Zadania |
A) Skopiuj wiernie z tekstu o antonińskich Radziwiłłach odcinek od „Jak to się czasami” aż po „postaci Michała Radziwiłła.”.
B) Odpowiedz krótko na podstawie tekstu o antonińskich Radziwiłłach:
(i) W którym numerze ukazał się artykuł o wizytach Chopina?
(ii) Z kim Eliza Radziwiłłówna przeżyła nieszczęśliwy romans?
(iii) Przybliżeniem czyjej postaci autor zamyka swoją mini-sagę antonińską?

Przekazany fragment |
^^^^^^^^^^^^^^^^

Reklama

Czarna owca wśród antonińskich Radziwiłłów

02/09/2023 06:00

Jak to się czasami dziwnie a twórczo układa. Kiedy szukałem materiałów do gawędy o kaliskich i okołokaliskich wizytach Chopina (efektem artykuł z nr 31/2023) wciągnęła mnie historia nieszczęśliwego romansu antonińskiej Elizy Radziwiłłównej z przyszłym cesarzem pruskim Wilhelmem (o tym napisałem w nr 29). Ale oto przy okazji zainteresowała mnie  postać i alkowiane wyczyny matki księcia Antoniego i tak pani Helena stała się bohaterką następnej opowieści („Życie Kalisza” nr 33). Dziś spoglądam za okno – pogoda wybitnie sprzyja wypadom za miasto – może więc raz jeszcze wyskoczyć do Antonina i o Radziwiłłach jeszcze trochę poplotkować… A ponieważ największe ponoć zainteresowanie widzów w teatrze i kinie, tudzież czytelników pism wszelakich, budzą czarne charaktery moją mini-sagę antonińską pozwolę sobie zamknąć przybliżeniem postaci Michała Radziwiłła.

^^^^^^^^^^^^^^^^

Dostarczone dane |
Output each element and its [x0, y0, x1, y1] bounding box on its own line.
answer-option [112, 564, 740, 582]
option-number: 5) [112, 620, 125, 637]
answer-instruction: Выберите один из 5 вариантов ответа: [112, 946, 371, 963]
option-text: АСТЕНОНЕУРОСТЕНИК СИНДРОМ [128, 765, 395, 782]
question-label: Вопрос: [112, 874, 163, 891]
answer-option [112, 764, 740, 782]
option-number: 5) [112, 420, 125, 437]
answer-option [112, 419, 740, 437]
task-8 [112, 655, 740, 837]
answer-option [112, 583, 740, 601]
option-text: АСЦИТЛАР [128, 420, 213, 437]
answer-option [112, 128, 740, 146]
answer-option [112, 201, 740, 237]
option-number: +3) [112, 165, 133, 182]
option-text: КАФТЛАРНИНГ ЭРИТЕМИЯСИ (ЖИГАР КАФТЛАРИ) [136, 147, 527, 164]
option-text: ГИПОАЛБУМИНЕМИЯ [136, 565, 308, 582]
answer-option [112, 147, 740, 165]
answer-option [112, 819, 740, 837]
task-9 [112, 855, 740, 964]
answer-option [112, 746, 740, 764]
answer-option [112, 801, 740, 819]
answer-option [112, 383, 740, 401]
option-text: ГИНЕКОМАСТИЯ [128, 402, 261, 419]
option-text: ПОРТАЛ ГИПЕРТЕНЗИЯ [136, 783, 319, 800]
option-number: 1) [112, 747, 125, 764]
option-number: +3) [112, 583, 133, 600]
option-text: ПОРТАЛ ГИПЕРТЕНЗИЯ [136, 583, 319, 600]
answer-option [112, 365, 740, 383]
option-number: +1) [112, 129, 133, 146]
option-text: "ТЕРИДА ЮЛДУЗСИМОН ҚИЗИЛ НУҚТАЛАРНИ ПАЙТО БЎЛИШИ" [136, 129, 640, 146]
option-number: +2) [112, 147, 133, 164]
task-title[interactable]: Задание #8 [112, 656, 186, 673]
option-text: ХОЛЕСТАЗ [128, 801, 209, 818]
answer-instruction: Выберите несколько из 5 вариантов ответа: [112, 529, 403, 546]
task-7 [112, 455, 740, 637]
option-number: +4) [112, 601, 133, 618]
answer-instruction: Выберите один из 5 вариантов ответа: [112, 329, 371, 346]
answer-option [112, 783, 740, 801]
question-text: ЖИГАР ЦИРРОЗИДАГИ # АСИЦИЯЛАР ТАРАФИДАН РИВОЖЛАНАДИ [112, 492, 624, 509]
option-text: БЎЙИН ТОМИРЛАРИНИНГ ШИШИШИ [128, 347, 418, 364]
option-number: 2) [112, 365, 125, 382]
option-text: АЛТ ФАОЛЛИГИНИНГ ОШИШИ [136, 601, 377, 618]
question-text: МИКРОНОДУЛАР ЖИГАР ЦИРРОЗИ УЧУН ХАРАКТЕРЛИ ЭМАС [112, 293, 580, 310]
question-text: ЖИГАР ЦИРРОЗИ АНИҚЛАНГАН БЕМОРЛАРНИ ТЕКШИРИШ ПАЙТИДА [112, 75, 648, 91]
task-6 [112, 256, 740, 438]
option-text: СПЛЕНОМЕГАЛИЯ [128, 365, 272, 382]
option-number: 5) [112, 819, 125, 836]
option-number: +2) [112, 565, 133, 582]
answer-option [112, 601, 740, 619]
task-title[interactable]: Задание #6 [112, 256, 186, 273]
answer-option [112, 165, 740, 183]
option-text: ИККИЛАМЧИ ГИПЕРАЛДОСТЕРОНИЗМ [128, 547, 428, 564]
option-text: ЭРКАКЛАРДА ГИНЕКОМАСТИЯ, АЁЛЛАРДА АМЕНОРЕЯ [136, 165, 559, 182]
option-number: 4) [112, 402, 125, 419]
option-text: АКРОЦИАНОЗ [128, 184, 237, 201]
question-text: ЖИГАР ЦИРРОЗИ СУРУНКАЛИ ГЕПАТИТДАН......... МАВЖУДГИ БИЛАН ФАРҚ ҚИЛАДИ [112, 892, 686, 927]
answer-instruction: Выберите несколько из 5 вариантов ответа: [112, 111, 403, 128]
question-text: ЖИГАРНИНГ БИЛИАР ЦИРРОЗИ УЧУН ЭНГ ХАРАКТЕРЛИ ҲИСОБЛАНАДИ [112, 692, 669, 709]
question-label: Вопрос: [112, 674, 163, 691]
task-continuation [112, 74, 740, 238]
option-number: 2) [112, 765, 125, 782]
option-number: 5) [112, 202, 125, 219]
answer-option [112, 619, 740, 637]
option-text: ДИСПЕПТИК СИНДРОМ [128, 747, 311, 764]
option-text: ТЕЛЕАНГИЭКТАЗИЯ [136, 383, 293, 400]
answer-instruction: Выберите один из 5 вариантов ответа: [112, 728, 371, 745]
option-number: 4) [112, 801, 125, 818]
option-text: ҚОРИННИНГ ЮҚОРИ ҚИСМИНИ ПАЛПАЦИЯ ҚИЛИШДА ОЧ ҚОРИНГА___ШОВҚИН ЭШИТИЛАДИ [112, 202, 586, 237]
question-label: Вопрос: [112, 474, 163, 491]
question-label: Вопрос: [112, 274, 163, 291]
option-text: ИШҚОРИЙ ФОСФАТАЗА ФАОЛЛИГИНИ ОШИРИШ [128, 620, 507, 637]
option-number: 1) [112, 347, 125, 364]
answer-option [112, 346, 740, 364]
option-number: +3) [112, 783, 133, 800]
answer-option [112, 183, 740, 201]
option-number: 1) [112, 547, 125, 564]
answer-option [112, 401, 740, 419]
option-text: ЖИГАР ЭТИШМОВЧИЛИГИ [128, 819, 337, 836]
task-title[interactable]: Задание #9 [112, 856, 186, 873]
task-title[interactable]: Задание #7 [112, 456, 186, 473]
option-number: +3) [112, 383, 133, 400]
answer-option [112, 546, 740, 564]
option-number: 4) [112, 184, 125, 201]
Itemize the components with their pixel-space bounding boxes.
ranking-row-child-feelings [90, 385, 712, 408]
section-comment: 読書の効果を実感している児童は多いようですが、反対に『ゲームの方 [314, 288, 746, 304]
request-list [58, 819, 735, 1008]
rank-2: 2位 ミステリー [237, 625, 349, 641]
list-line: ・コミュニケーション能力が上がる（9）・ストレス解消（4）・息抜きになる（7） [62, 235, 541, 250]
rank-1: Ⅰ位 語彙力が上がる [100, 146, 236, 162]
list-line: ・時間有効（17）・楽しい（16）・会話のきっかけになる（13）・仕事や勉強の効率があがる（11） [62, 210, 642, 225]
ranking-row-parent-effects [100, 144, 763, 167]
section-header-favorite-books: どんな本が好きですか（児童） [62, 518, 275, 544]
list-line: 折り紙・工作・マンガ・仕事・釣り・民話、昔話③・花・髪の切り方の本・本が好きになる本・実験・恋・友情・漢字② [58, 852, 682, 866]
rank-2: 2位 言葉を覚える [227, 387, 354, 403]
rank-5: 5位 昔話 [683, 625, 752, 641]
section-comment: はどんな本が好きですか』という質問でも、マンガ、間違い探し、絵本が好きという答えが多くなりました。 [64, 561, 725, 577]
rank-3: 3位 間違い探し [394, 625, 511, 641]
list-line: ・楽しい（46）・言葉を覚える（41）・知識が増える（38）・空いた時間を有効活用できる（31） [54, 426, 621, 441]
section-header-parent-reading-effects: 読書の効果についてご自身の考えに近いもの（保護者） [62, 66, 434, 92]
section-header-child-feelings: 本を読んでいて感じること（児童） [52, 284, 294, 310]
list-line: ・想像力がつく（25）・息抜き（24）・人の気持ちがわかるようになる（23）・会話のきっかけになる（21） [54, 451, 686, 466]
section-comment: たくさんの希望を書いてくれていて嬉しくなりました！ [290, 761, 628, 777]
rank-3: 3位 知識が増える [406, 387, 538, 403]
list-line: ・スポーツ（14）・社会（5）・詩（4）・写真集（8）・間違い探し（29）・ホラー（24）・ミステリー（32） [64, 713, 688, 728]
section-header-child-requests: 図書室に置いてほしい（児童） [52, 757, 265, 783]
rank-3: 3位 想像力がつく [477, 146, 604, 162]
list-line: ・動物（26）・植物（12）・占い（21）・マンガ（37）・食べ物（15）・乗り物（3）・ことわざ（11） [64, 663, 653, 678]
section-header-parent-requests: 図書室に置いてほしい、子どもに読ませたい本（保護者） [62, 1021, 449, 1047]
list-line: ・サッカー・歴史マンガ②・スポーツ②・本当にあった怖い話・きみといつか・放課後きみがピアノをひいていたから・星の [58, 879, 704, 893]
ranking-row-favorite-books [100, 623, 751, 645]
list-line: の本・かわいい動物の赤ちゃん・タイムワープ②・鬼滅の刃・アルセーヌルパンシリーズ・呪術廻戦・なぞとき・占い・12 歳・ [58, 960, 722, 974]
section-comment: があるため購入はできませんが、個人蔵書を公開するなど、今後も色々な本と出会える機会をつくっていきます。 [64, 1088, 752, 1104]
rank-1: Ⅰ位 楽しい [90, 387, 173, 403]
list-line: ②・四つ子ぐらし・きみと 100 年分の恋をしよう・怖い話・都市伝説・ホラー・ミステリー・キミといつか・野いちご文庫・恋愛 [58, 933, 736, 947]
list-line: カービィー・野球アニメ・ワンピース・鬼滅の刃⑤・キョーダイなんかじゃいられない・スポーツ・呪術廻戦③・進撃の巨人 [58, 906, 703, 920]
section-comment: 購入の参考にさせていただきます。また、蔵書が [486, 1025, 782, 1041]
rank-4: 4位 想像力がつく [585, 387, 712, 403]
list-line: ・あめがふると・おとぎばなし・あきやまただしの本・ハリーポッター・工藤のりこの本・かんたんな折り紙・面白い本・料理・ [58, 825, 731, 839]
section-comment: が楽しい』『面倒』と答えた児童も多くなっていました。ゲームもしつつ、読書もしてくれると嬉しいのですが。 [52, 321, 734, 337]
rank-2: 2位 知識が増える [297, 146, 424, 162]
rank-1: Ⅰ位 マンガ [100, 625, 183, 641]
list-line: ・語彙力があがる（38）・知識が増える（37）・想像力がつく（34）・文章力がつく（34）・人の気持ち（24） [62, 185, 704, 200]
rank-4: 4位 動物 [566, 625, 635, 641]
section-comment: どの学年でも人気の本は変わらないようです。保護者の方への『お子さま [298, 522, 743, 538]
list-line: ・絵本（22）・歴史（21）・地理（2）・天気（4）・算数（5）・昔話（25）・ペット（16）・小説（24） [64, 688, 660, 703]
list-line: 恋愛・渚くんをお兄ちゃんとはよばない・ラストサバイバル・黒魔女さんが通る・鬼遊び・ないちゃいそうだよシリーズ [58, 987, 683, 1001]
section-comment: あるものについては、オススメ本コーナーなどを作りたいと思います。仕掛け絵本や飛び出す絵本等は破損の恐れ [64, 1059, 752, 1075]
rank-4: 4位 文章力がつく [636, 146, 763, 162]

^^^^^^^^^^^^^^^^

Odpowiedzi |
A)
Jak to się czasami dziwnie a twórczo układa. Kiedy szukałem materiałów do gawędy o kaliskich i okołokaliskich wizytach Chopina (efektem artykuł z nr 31/2023) wciągnęła mnie historia nieszczęśliwego romansu antonińskiej Elizy Radziwiłłównej z przyszłym cesarzem pruskim Wilhelmem (o tym napisałem w nr 29). Ale oto przy okazji zainteresowała mnie  postać i alkowiane wyczyny matki księcia Antoniego i tak pani Helena stała się bohaterką następnej opowieści („Życie Kalisza” nr 33). Dziś spoglądam za okno – pogoda wybitnie sprzyja wypadom za miasto – może więc raz jeszcze wyskoczyć do Antonina i o Radziwiłłach jeszcze trochę poplotkować… A ponieważ największe ponoć zainteresowanie widzów w teatrze i kinie, tudzież czytelników pism wszelakich, budzą czarne charaktery moją mini-sagę antonińską pozwolę sobie zamknąć przybliżeniem postaci Michała Radziwiłła.

B)
(i) W numerze 31/2023.
(ii) Z przyszłym cesarzem pruskim Wilhelmem.
(iii) Michała Radziwiłła.